▶ [Work required]
Your task is to extract every line from the material below exactly.

▶ [Data to use]
########################################
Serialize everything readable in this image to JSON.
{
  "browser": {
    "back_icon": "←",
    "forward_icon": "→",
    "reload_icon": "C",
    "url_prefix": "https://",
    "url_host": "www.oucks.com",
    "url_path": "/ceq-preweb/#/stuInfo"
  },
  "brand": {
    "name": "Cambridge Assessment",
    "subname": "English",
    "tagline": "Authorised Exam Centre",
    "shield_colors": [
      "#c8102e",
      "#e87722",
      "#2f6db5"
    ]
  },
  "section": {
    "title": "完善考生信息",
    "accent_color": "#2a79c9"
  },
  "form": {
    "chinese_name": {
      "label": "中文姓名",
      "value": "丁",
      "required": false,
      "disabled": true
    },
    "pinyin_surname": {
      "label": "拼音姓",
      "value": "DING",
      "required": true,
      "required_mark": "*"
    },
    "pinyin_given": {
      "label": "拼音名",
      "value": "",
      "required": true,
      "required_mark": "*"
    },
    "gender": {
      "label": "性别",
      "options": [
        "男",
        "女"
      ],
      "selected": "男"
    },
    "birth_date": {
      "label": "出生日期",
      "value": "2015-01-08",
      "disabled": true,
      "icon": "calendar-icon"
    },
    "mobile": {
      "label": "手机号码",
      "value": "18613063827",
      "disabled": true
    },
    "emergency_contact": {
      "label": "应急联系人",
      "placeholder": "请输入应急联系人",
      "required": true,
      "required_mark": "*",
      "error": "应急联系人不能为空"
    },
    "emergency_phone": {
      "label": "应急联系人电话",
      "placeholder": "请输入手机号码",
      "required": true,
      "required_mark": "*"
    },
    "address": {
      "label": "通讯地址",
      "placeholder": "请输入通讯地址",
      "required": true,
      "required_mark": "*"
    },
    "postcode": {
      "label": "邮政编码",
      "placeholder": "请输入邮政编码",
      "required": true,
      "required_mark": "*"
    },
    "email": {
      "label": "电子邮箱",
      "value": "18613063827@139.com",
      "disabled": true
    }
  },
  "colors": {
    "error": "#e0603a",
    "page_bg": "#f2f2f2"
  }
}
########################################
▶ [Answer]
Serialize everything readable in this image to JSON.
{
  "browser": {
    "back_icon": "←",
    "forward_icon": "→",
    "reload_icon": "C",
    "url_prefix": "https://",
    "url_host": "www.oucks.com",
    "url_path": "/ceq-preweb/#/stuInfo"
  },
  "brand": {
    "name": "Cambridge Assessment",
    "subname": "English",
    "tagline": "Authorised Exam Centre",
    "shield_colors": [
      "#c8102e",
      "#e87722",
      "#2f6db5"
    ]
  },
  "section": {
    "title": "完善考生信息",
    "accent_color": "#2a79c9"
  },
  "form": {
    "chinese_name": {
      "label": "中文姓名",
      "value": "丁",
      "required": false,
      "disabled": true
    },
    "pinyin_surname": {
      "label": "拼音姓",
      "value": "DING",
      "required": true,
      "required_mark": "*"
    },
    "pinyin_given": {
      "label": "拼音名",
      "value": "",
      "required": true,
      "required_mark": "*"
    },
    "gender": {
      "label": "性别",
      "options": [
        "男",
        "女"
      ],
      "selected": "男"
    },
    "birth_date": {
      "label": "出生日期",
      "value": "2015-01-08",
      "disabled": true,
      "icon": "calendar-icon"
    },
    "mobile": {
      "label": "手机号码",
      "value": "18613063827",
      "disabled": true
    },
    "emergency_contact": {
      "label": "应急联系人",
      "placeholder": "请输入应急联系人",
      "required": true,
      "required_mark": "*",
      "error": "应急联系人不能为空"
    },
    "emergency_phone": {
      "label": "应急联系人电话",
      "placeholder": "请输入手机号码",
      "required": true,
      "required_mark": "*"
    },
    "address": {
      "label": "通讯地址",
      "placeholder": "请输入通讯地址",
      "required": true,
      "required_mark": "*"
    },
    "postcode": {
      "label": "邮政编码",
      "placeholder": "请输入邮政编码",
      "required": true,
      "required_mark": "*"
    },
    "email": {
      "label": "电子邮箱",
      "value": "18613063827@139.com",
      "disabled": true
    }
  },
  "colors": {
    "error": "#e0603a",
    "page_bg": "#f2f2f2"
  }
}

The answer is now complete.